## start Data supplied
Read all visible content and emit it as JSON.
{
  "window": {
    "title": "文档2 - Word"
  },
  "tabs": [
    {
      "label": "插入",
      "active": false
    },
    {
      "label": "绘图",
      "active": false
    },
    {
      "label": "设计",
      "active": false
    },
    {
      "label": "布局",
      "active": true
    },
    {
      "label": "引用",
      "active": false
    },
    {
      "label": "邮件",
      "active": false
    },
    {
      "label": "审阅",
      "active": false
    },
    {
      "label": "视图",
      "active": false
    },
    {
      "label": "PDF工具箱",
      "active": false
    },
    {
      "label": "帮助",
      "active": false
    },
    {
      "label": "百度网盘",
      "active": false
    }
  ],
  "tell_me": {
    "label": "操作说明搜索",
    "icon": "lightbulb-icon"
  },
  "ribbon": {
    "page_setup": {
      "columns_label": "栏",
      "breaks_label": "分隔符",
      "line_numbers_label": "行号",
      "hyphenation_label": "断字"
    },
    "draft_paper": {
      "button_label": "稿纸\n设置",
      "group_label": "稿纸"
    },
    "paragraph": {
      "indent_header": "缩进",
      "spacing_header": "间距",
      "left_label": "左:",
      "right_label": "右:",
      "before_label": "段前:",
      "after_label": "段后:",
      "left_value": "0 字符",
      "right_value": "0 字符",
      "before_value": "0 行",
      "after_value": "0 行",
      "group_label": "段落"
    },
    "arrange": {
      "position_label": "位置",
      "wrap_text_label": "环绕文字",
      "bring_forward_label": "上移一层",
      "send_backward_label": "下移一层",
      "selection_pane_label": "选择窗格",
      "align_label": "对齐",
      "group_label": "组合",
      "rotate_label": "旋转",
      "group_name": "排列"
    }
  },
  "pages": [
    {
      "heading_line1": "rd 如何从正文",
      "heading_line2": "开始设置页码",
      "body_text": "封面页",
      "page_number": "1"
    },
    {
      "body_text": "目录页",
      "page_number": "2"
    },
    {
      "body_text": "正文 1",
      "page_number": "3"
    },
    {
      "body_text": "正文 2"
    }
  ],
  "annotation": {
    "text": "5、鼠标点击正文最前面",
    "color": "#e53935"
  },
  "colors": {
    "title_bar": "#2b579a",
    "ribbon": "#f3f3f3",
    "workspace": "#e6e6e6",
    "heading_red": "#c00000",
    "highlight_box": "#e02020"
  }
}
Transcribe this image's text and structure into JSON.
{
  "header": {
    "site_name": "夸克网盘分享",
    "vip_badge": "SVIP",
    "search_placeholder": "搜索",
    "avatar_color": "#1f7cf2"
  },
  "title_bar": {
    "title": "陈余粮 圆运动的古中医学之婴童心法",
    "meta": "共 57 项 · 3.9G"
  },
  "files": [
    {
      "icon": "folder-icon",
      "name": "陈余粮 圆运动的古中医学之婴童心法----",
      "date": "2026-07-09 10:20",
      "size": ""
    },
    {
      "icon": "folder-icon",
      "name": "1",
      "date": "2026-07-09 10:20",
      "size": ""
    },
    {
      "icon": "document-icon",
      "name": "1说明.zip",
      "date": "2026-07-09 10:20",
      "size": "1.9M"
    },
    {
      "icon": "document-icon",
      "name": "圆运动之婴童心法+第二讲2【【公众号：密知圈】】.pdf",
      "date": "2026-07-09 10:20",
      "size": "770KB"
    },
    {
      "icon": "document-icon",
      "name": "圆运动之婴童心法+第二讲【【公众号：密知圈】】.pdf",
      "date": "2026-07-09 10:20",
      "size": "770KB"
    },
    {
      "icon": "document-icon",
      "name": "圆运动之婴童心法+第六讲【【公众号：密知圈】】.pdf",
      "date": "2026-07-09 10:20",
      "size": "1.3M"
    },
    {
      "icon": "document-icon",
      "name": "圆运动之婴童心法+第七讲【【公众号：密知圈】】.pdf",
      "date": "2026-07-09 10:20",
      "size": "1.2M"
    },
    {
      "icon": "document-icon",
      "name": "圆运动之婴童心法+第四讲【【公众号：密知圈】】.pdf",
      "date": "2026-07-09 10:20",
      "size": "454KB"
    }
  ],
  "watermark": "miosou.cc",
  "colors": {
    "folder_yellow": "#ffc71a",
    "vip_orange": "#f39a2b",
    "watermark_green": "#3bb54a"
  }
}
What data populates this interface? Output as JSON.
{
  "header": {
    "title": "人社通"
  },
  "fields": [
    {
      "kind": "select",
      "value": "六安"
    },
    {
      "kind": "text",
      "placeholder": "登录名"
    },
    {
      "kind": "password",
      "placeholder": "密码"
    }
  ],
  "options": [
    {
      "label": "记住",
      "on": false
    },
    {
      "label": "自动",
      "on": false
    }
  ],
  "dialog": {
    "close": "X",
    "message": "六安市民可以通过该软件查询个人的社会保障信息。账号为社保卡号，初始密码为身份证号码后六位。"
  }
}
## end Data supplied
* The task *
Of all the lines in the material above, how many contain the word "圆运动之婴童心法"? Give only the count.

* The response *
5